THE REQUEST → Write out every line of the records below, character for character, with nothing added, dropped or reordered.

DATA TO PROCESS →
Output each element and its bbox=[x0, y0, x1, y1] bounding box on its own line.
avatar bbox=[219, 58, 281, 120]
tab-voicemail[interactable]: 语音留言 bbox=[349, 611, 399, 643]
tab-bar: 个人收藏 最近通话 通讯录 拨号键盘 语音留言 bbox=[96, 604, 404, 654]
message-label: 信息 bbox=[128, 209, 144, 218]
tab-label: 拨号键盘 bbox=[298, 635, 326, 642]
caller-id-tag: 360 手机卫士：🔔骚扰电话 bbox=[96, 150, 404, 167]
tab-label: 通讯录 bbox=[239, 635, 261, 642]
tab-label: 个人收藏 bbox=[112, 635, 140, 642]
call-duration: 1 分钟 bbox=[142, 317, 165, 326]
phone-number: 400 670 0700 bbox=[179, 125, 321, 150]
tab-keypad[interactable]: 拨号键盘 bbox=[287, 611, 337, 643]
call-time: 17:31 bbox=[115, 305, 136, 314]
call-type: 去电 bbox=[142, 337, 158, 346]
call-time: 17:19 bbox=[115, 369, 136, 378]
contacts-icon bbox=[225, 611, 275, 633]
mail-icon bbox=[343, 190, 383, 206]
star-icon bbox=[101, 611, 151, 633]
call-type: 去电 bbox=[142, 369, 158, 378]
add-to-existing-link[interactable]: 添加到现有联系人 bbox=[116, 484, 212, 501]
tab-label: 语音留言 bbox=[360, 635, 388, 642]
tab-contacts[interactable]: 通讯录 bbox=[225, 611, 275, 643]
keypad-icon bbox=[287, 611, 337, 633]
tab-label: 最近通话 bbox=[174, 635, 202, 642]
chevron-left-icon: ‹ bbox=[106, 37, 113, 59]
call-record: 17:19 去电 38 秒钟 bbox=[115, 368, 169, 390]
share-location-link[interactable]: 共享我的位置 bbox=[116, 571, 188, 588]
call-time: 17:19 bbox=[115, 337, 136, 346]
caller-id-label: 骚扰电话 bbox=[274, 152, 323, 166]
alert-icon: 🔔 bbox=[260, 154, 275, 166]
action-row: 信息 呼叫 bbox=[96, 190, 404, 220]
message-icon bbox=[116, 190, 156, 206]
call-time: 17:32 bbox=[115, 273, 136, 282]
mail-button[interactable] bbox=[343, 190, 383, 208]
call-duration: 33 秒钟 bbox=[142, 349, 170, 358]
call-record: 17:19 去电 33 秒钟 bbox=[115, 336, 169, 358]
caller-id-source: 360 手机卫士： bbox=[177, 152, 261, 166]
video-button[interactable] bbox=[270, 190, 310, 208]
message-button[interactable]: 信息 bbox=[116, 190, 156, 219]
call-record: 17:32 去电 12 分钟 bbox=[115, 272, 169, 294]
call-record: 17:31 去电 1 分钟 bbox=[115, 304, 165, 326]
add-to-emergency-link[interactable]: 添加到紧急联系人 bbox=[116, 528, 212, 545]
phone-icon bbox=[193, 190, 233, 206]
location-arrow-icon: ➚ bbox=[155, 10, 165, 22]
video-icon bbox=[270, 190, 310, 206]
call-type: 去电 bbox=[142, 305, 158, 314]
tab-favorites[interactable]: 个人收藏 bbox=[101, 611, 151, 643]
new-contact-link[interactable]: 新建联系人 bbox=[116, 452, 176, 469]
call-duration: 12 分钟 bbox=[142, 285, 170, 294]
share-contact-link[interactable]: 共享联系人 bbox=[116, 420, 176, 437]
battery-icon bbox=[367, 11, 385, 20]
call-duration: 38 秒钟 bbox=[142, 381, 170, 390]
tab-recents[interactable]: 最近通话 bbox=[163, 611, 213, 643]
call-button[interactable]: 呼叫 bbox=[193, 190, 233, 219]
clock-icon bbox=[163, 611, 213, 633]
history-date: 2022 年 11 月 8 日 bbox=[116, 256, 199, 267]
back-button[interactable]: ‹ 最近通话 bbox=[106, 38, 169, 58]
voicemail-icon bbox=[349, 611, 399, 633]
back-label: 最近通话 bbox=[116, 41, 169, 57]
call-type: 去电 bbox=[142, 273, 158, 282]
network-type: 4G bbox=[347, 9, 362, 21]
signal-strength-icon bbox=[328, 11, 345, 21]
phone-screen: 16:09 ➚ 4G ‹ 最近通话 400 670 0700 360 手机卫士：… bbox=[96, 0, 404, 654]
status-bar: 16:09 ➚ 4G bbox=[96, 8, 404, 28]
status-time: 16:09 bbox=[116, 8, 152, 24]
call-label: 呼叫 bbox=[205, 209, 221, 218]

THE ANSWER →
Output each element and its bbox=[x0, y0, x1, y1] bounding box on its own line.
avatar bbox=[219, 58, 281, 120]
tab-voicemail[interactable]: 语音留言 bbox=[349, 611, 399, 643]
tab-bar: 个人收藏 最近通话 通讯录 拨号键盘 语音留言 bbox=[96, 604, 404, 654]
message-label: 信息 bbox=[128, 209, 144, 218]
tab-label: 拨号键盘 bbox=[298, 635, 326, 642]
caller-id-tag: 360 手机卫士：🔔骚扰电话 bbox=[96, 150, 404, 167]
tab-label: 通讯录 bbox=[239, 635, 261, 642]
tab-label: 个人收藏 bbox=[112, 635, 140, 642]
call-duration: 1 分钟 bbox=[142, 317, 165, 326]
phone-number: 400 670 0700 bbox=[179, 125, 321, 150]
tab-keypad[interactable]: 拨号键盘 bbox=[287, 611, 337, 643]
call-time: 17:31 bbox=[115, 305, 136, 314]
call-type: 去电 bbox=[142, 337, 158, 346]
call-time: 17:19 bbox=[115, 369, 136, 378]
contacts-icon bbox=[225, 611, 275, 633]
mail-icon bbox=[343, 190, 383, 206]
star-icon bbox=[101, 611, 151, 633]
call-type: 去电 bbox=[142, 369, 158, 378]
add-to-existing-link[interactable]: 添加到现有联系人 bbox=[116, 484, 212, 501]
tab-label: 语音留言 bbox=[360, 635, 388, 642]
tab-contacts[interactable]: 通讯录 bbox=[225, 611, 275, 643]
keypad-icon bbox=[287, 611, 337, 633]
tab-label: 最近通话 bbox=[174, 635, 202, 642]
chevron-left-icon: ‹ bbox=[106, 37, 113, 59]
call-record: 17:19 去电 38 秒钟 bbox=[115, 368, 169, 390]
share-location-link[interactable]: 共享我的位置 bbox=[116, 571, 188, 588]
call-time: 17:19 bbox=[115, 337, 136, 346]
caller-id-label: 骚扰电话 bbox=[274, 152, 323, 166]
alert-icon: 🔔 bbox=[260, 154, 275, 166]
action-row: 信息 呼叫 bbox=[96, 190, 404, 220]
message-icon bbox=[116, 190, 156, 206]
call-time: 17:32 bbox=[115, 273, 136, 282]
mail-button[interactable] bbox=[343, 190, 383, 208]
call-duration: 33 秒钟 bbox=[142, 349, 170, 358]
call-record: 17:19 去电 33 秒钟 bbox=[115, 336, 169, 358]
caller-id-source: 360 手机卫士： bbox=[177, 152, 261, 166]
video-button[interactable] bbox=[270, 190, 310, 208]
message-button[interactable]: 信息 bbox=[116, 190, 156, 219]
call-record: 17:32 去电 12 分钟 bbox=[115, 272, 169, 294]
call-record: 17:31 去电 1 分钟 bbox=[115, 304, 165, 326]
add-to-emergency-link[interactable]: 添加到紧急联系人 bbox=[116, 528, 212, 545]
phone-icon bbox=[193, 190, 233, 206]
location-arrow-icon: ➚ bbox=[155, 10, 165, 22]
video-icon bbox=[270, 190, 310, 206]
call-type: 去电 bbox=[142, 305, 158, 314]
tab-favorites[interactable]: 个人收藏 bbox=[101, 611, 151, 643]
new-contact-link[interactable]: 新建联系人 bbox=[116, 452, 176, 469]
call-duration: 12 分钟 bbox=[142, 285, 170, 294]
share-contact-link[interactable]: 共享联系人 bbox=[116, 420, 176, 437]
battery-icon bbox=[367, 11, 385, 20]
call-duration: 38 秒钟 bbox=[142, 381, 170, 390]
tab-recents[interactable]: 最近通话 bbox=[163, 611, 213, 643]
call-button[interactable]: 呼叫 bbox=[193, 190, 233, 219]
clock-icon bbox=[163, 611, 213, 633]
history-date: 2022 年 11 月 8 日 bbox=[116, 256, 199, 267]
back-button[interactable]: ‹ 最近通话 bbox=[106, 38, 169, 58]
voicemail-icon bbox=[349, 611, 399, 633]
back-label: 最近通话 bbox=[116, 41, 169, 57]
call-type: 去电 bbox=[142, 273, 158, 282]
network-type: 4G bbox=[347, 9, 362, 21]
signal-strength-icon bbox=[328, 11, 345, 21]
phone-screen: 16:09 ➚ 4G ‹ 最近通话 400 670 0700 360 手机卫士：… bbox=[96, 0, 404, 654]
status-bar: 16:09 ➚ 4G bbox=[96, 8, 404, 28]
status-time: 16:09 bbox=[116, 8, 152, 24]
call-label: 呼叫 bbox=[205, 209, 221, 218]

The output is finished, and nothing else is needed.